OBJECTIVE ▸ Extract the lines from the very first one down through the line containing "harddisk-basic-value: 1T机械 <box>190", including both ends, and copy each one without any change.

..........

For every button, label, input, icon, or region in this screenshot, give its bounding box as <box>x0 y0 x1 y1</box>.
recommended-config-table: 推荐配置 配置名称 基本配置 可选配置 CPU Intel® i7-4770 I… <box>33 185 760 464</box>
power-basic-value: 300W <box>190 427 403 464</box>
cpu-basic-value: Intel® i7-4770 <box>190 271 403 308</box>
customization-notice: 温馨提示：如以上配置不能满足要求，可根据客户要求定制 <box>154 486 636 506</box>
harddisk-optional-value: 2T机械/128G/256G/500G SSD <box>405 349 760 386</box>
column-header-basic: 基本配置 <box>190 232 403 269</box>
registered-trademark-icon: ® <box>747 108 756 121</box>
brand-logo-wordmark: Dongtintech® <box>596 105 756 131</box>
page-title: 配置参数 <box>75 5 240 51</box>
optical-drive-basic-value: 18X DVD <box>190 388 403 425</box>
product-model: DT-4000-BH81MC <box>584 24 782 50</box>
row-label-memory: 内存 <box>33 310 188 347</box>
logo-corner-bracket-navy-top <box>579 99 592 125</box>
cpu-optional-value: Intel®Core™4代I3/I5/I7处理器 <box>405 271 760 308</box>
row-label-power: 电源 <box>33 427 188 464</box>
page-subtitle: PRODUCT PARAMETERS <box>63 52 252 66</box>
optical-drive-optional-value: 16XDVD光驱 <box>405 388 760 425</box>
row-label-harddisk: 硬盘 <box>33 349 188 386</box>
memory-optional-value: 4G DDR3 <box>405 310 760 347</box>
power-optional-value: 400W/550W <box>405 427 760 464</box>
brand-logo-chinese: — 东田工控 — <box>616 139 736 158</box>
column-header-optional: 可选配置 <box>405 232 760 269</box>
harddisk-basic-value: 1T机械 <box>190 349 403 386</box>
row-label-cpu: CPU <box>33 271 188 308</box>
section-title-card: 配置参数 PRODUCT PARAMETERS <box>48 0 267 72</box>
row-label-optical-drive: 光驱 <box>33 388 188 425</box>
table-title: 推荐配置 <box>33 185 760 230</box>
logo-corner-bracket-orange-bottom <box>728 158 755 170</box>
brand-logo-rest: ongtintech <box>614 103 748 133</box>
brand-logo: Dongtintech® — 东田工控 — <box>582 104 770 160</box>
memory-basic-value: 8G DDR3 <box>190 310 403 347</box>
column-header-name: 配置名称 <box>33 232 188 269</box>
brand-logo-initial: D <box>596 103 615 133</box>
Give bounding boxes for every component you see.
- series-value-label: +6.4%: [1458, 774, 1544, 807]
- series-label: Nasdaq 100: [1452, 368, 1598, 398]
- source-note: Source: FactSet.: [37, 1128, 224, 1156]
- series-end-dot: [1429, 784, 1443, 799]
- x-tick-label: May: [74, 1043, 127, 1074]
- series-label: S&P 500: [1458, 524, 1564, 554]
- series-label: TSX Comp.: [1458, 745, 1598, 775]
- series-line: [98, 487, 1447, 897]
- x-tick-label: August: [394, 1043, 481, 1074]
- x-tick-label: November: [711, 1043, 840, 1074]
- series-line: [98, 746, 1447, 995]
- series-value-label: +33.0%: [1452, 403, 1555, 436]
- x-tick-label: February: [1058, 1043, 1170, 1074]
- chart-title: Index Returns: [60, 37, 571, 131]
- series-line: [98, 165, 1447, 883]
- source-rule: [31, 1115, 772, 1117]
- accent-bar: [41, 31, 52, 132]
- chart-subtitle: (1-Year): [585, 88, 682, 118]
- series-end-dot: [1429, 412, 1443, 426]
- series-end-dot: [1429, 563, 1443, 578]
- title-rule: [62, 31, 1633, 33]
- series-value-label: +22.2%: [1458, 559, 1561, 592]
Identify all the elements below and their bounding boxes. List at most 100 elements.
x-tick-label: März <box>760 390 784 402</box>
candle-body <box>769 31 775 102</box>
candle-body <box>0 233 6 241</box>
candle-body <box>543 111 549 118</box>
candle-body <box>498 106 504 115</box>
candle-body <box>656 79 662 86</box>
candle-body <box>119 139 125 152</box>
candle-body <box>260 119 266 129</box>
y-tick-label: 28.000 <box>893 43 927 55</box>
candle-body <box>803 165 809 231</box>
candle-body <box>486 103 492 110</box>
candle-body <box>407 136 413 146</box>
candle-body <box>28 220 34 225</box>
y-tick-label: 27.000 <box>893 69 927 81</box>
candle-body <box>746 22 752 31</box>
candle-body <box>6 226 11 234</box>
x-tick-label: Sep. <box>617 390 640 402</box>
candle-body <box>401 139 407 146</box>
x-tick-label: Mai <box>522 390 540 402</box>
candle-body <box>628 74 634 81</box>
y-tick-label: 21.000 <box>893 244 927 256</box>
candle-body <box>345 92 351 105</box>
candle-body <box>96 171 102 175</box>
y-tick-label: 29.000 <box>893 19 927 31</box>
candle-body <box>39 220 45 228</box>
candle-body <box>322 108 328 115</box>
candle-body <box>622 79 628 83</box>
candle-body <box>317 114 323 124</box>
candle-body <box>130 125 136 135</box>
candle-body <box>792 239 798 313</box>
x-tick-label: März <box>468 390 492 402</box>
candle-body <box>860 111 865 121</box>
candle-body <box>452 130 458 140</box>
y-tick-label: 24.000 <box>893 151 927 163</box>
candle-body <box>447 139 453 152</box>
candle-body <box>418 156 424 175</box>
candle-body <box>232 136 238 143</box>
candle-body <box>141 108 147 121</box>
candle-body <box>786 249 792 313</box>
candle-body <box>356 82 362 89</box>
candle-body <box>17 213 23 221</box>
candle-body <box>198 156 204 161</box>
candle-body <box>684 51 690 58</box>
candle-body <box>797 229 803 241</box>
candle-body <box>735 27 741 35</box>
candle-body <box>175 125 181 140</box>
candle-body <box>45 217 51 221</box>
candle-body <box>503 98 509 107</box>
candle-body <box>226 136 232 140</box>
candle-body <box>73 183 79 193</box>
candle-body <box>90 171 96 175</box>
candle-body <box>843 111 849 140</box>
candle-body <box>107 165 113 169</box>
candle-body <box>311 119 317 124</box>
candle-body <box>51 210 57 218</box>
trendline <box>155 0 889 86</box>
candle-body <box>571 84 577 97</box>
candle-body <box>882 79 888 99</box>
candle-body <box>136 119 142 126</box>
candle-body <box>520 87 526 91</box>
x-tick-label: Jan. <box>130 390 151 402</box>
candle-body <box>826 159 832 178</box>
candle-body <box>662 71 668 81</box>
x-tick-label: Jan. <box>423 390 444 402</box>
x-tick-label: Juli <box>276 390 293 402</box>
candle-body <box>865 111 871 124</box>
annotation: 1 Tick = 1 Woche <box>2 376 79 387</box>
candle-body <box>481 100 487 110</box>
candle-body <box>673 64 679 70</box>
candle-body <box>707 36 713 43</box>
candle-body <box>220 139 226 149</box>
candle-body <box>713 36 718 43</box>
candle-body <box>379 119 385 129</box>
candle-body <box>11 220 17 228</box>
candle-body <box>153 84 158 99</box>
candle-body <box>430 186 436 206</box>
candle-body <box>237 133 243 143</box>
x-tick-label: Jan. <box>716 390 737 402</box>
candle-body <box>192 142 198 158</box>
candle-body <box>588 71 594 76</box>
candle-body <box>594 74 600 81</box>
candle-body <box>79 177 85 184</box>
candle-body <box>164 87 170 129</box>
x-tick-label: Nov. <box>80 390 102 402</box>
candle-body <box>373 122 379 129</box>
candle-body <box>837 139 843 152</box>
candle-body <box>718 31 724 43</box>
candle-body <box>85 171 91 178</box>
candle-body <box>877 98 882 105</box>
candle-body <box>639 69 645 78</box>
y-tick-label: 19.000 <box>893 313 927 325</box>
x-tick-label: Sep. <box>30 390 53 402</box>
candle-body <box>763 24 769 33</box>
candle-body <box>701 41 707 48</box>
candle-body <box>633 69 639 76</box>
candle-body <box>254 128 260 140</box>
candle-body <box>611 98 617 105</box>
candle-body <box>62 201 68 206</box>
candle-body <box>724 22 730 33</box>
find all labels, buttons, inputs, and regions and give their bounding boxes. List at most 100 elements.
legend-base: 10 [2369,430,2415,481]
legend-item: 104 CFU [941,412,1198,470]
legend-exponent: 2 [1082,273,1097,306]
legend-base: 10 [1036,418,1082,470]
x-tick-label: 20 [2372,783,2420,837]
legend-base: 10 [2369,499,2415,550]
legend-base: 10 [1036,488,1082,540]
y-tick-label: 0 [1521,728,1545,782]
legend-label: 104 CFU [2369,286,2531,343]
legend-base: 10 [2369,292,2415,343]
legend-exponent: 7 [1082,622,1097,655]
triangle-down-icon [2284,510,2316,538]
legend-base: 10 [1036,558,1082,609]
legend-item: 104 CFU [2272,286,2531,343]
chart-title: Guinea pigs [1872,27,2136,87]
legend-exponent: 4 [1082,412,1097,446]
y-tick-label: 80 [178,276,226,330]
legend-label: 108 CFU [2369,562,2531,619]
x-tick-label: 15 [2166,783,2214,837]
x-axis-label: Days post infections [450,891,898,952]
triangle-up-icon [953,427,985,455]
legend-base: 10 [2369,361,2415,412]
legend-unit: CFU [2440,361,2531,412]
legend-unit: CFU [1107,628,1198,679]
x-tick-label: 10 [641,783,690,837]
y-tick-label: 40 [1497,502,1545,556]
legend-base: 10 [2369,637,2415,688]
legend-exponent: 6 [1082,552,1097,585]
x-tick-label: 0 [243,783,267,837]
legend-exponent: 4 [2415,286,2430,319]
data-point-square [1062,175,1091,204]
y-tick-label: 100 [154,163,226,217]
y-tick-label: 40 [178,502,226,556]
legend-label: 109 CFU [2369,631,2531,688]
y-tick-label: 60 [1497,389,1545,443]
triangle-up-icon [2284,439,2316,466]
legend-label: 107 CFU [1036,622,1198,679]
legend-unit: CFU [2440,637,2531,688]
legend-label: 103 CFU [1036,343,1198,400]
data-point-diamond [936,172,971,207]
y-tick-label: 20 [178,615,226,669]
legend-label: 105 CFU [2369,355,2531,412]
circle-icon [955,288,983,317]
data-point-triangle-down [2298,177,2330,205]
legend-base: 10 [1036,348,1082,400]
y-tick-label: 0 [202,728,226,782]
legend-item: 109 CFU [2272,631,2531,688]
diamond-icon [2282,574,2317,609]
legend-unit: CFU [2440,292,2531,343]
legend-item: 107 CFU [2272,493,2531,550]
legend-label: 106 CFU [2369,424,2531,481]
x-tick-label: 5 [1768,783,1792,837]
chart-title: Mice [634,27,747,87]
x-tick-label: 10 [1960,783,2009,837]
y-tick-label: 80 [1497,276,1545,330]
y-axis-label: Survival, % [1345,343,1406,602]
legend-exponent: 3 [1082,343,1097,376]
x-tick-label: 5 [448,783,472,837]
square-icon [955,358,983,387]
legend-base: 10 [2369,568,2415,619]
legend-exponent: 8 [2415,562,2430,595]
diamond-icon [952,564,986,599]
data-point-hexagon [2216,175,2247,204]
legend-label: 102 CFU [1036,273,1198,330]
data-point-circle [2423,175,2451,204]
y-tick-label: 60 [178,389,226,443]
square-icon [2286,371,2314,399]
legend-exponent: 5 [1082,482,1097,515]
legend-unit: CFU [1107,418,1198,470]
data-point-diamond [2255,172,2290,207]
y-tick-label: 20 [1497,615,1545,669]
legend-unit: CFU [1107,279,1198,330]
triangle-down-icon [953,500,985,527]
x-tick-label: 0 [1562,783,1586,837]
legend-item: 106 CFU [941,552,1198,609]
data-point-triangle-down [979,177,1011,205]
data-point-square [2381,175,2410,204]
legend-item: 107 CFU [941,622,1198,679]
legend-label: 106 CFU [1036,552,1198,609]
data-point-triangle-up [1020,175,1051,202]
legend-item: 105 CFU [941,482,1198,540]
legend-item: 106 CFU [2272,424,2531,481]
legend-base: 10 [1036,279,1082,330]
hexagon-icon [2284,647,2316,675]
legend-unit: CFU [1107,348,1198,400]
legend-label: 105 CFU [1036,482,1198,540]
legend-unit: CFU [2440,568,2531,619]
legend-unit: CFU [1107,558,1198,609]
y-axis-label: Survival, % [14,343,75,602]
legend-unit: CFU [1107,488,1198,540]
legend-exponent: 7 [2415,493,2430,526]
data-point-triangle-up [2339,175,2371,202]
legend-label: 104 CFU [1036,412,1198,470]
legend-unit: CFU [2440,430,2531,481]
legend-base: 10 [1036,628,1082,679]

..........

RESULT FOR THIS EXERCISE ▸
For every button, label, input, icon, or region in this screenshot, give its bounding box as <box>x0 y0 x1 y1</box>.
recommended-config-table: 推荐配置 配置名称 基本配置 可选配置 CPU Intel® i7-4770 I… <box>33 185 760 464</box>
power-basic-value: 300W <box>190 427 403 464</box>
cpu-basic-value: Intel® i7-4770 <box>190 271 403 308</box>
customization-notice: 温馨提示：如以上配置不能满足要求，可根据客户要求定制 <box>154 486 636 506</box>
harddisk-optional-value: 2T机械/128G/256G/500G SSD <box>405 349 760 386</box>
column-header-basic: 基本配置 <box>190 232 403 269</box>
registered-trademark-icon: ® <box>747 108 756 121</box>
brand-logo-wordmark: Dongtintech® <box>596 105 756 131</box>
page-title: 配置参数 <box>75 5 240 51</box>
optical-drive-basic-value: 18X DVD <box>190 388 403 425</box>
product-model: DT-4000-BH81MC <box>584 24 782 50</box>
row-label-memory: 内存 <box>33 310 188 347</box>
logo-corner-bracket-navy-top <box>579 99 592 125</box>
cpu-optional-value: Intel®Core™4代I3/I5/I7处理器 <box>405 271 760 308</box>
row-label-power: 电源 <box>33 427 188 464</box>
page-subtitle: PRODUCT PARAMETERS <box>63 52 252 66</box>
optical-drive-optional-value: 16XDVD光驱 <box>405 388 760 425</box>
row-label-harddisk: 硬盘 <box>33 349 188 386</box>
memory-optional-value: 4G DDR3 <box>405 310 760 347</box>
power-optional-value: 400W/550W <box>405 427 760 464</box>
brand-logo-chinese: — 东田工控 — <box>616 139 736 158</box>
column-header-optional: 可选配置 <box>405 232 760 269</box>
harddisk-basic-value: 1T机械 <box>190 349 403 386</box>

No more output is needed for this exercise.